— Begin —
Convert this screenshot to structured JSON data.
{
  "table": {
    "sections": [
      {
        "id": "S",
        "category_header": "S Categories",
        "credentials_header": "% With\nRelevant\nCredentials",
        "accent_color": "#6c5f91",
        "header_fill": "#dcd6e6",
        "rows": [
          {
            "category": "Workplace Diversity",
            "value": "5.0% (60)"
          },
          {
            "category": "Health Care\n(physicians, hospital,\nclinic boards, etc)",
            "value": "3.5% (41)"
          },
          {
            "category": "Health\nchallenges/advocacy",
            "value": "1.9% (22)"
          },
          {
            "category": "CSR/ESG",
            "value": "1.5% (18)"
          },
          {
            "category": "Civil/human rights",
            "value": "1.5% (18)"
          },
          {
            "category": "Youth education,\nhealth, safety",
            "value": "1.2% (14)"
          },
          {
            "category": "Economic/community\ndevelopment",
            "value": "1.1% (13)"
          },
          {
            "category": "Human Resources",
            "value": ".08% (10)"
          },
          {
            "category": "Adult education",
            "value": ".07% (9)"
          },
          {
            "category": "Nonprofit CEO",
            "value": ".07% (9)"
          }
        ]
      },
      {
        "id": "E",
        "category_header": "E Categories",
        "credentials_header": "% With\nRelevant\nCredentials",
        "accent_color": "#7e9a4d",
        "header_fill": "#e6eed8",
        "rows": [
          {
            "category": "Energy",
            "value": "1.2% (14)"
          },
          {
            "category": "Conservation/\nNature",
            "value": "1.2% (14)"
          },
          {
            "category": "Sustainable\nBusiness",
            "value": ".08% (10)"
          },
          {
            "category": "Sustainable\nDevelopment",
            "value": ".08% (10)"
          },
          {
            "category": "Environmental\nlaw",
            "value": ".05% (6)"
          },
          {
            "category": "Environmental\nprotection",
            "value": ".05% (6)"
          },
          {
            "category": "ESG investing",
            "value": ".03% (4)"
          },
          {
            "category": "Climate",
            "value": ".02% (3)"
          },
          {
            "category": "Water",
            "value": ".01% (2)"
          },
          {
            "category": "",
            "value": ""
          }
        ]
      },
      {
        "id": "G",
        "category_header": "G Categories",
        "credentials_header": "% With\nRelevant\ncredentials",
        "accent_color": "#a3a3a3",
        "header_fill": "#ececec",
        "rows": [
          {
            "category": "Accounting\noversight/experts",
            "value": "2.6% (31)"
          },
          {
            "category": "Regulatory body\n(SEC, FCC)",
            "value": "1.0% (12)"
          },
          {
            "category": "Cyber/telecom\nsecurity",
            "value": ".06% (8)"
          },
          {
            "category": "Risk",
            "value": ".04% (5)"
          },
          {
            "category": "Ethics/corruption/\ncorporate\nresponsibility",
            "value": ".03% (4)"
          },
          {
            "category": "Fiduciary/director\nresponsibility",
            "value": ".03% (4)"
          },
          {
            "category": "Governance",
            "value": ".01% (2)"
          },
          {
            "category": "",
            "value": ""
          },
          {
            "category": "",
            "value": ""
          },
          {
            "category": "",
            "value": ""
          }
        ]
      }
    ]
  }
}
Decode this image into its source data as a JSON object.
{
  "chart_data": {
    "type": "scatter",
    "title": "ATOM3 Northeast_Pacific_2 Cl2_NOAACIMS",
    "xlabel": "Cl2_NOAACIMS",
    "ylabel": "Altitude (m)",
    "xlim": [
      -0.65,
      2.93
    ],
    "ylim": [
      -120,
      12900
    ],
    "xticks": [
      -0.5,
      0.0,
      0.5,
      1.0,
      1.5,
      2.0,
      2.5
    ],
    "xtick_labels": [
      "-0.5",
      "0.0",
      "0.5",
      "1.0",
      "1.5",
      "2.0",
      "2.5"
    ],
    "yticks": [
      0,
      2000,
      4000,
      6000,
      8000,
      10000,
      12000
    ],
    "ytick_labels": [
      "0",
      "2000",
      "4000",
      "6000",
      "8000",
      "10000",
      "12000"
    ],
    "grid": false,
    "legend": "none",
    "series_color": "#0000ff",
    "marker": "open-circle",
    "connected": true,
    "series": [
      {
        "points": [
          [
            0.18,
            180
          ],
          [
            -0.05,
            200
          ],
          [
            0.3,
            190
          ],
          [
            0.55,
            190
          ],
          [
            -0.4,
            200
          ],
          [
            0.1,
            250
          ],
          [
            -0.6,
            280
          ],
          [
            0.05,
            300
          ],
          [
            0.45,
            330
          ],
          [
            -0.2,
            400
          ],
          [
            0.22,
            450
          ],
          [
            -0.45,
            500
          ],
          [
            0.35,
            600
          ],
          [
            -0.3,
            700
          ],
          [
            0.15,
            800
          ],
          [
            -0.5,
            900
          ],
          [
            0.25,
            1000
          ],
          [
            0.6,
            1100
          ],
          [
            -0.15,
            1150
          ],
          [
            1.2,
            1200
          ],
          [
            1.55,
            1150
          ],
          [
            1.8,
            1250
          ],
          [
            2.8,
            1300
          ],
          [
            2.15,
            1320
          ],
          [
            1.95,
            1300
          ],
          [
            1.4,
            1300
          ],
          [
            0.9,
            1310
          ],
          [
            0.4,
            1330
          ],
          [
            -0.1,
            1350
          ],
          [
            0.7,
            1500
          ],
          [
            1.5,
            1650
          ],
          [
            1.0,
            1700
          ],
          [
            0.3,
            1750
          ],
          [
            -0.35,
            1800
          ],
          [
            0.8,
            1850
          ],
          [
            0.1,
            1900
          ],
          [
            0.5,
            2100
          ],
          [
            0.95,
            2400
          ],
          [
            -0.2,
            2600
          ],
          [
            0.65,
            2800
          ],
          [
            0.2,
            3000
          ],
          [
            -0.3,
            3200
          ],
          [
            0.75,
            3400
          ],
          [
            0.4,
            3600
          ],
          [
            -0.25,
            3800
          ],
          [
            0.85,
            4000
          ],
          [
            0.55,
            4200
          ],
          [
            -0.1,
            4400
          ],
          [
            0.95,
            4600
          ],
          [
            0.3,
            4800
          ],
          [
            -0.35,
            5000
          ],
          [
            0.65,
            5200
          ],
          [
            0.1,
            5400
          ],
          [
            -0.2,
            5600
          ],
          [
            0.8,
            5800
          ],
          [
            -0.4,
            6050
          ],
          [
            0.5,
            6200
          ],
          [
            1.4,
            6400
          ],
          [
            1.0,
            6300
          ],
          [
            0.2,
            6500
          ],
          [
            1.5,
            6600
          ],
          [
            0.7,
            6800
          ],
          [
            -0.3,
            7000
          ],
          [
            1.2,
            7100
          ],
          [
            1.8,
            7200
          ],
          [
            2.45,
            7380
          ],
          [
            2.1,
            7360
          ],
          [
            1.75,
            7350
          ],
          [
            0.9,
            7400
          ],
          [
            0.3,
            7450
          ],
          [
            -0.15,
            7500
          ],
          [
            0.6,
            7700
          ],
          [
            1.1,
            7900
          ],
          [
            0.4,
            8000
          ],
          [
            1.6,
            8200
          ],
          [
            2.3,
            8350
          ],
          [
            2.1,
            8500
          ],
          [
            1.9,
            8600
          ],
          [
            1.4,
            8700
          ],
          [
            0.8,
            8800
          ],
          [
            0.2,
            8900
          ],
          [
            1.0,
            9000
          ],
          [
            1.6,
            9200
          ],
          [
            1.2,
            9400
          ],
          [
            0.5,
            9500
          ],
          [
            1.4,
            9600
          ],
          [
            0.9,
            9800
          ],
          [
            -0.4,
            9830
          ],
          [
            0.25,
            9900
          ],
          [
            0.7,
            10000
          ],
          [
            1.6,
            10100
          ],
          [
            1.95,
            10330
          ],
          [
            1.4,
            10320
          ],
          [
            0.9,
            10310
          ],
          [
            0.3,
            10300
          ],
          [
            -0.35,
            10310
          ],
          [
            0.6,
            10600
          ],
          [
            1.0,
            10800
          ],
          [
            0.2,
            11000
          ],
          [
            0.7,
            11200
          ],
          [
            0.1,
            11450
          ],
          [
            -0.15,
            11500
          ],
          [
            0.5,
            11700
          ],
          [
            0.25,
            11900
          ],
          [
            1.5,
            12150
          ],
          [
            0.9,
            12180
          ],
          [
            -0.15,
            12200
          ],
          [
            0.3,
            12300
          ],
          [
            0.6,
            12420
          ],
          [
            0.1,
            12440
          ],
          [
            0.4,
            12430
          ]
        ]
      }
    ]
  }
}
— End —
**EXERCISE PROMPT**
Which lines hold the word "education"? Copy every one of them.

**FINISHED TASK**
            "category": "Youth education,\nhealth, safety",
            "category": "Adult education",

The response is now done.